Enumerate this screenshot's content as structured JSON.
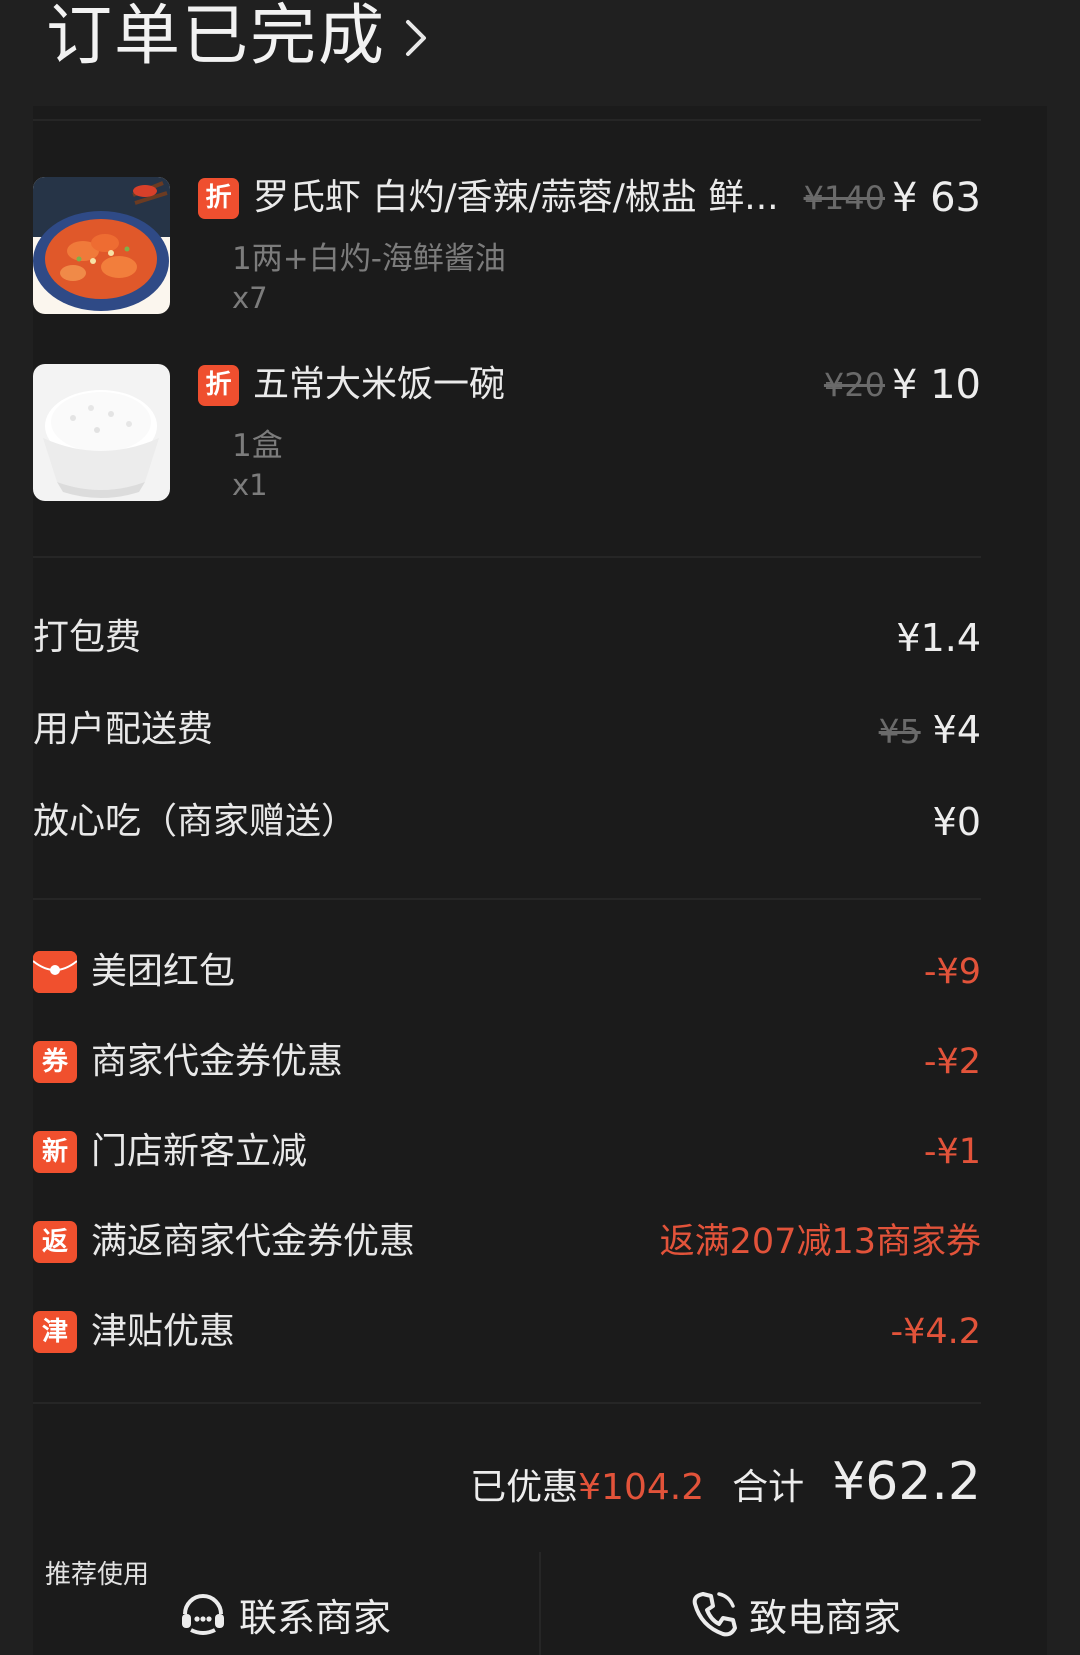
{
  "header": {
    "title": "订单已完成"
  },
  "items": [
    {
      "tag": "折",
      "name": "罗氏虾 白灼/香辣/蒜蓉/椒盐 鲜...",
      "spec": "1两+白灼-海鲜酱油",
      "qty": "x7",
      "original_price": "¥140",
      "price": "¥ 63"
    },
    {
      "tag": "折",
      "name": "五常大米饭一碗",
      "spec": "1盒",
      "qty": "x1",
      "original_price": "¥20",
      "price": "¥ 10"
    }
  ],
  "fees": [
    {
      "label": "打包费",
      "original": "",
      "value": "¥1.4"
    },
    {
      "label": "用户配送费",
      "original": "¥5",
      "value": "¥4"
    },
    {
      "label": "放心吃（商家赠送）",
      "original": "",
      "value": "¥0"
    }
  ],
  "discounts": [
    {
      "icon": "",
      "label": "美团红包",
      "value": "-¥9"
    },
    {
      "icon": "券",
      "label": "商家代金券优惠",
      "value": "-¥2"
    },
    {
      "icon": "新",
      "label": "门店新客立减",
      "value": "-¥1"
    },
    {
      "icon": "返",
      "label": "满返商家代金券优惠",
      "value": "返满207减13商家券"
    },
    {
      "icon": "津",
      "label": "津贴优惠",
      "value": "-¥4.2"
    }
  ],
  "summary": {
    "saved_label": "已优惠",
    "saved_value": "¥104.2",
    "total_label": "合计",
    "total_value": "¥62.2"
  },
  "bottom_bar": {
    "hint": "推荐使用",
    "contact_label": "联系商家",
    "call_label": "致电商家"
  },
  "colors": {
    "accent": "#ef4f2f",
    "discount_text": "#e2533a",
    "background": "#1b1b1b"
  }
}
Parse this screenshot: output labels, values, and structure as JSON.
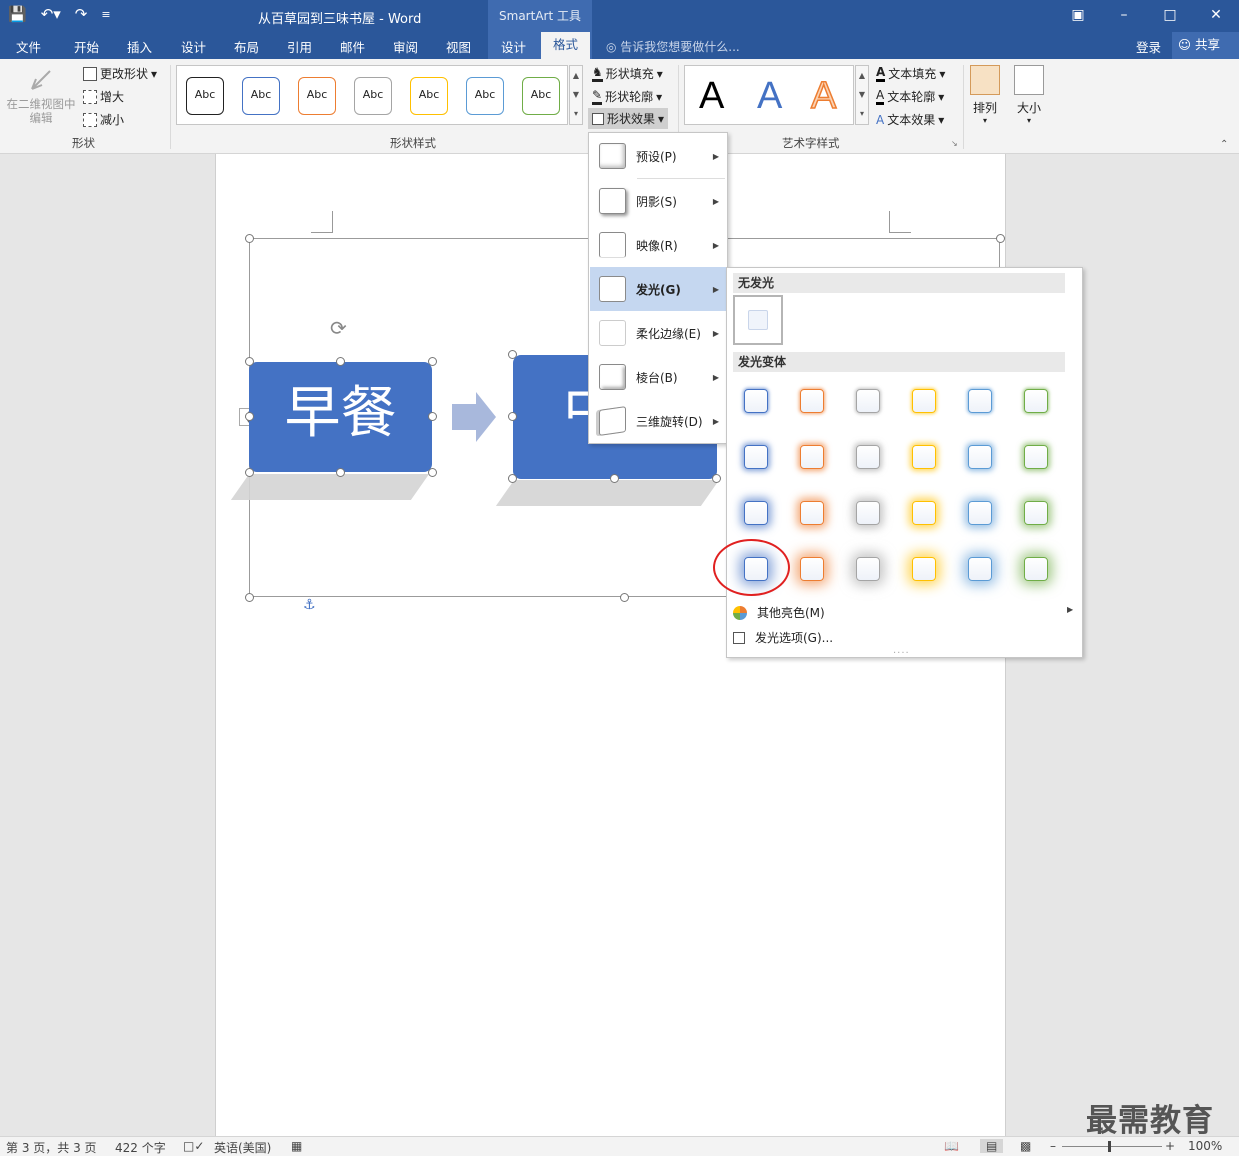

-----

◆ EXERCISE GOAL:
Reproduce each entry precisely. Leave the pictures out.

◆ TASK RESULT:
Enumerate this screenshot's content as structured JSON.
{
  "header": {
    "title": "订单已完成"
  },
  "items": [
    {
      "tag": "折",
      "name": "罗氏虾 白灼/香辣/蒜蓉/椒盐 鲜...",
      "spec": "1两+白灼-海鲜酱油",
      "qty": "x7",
      "original_price": "¥140",
      "price": "¥ 63"
    },
    {
      "tag": "折",
      "name": "五常大米饭一碗",
      "spec": "1盒",
      "qty": "x1",
      "original_price": "¥20",
      "price": "¥ 10"
    }
  ],
  "fees": [
    {
      "label": "打包费",
      "original": "",
      "value": "¥1.4"
    },
    {
      "label": "用户配送费",
      "original": "¥5",
      "value": "¥4"
    },
    {
      "label": "放心吃（商家赠送）",
      "original": "",
      "value": "¥0"
    }
  ],
  "discounts": [
    {
      "icon": "",
      "label": "美团红包",
      "value": "-¥9"
    },
    {
      "icon": "券",
      "label": "商家代金券优惠",
      "value": "-¥2"
    },
    {
      "icon": "新",
      "label": "门店新客立减",
      "value": "-¥1"
    },
    {
      "icon": "返",
      "label": "满返商家代金券优惠",
      "value": "返满207减13商家券"
    },
    {
      "icon": "津",
      "label": "津贴优惠",
      "value": "-¥4.2"
    }
  ],
  "summary": {
    "saved_label": "已优惠",
    "saved_value": "¥104.2",
    "total_label": "合计",
    "total_value": "¥62.2"
  },
  "bottom_bar": {
    "hint": "推荐使用",
    "contact_label": "联系商家",
    "call_label": "致电商家"
  },
  "colors": {
    "accent": "#ef4f2f",
    "discount_text": "#e2533a",
    "background": "#1b1b1b"
  }
}
Parse this screenshot: output labels, values, and structure as JSON.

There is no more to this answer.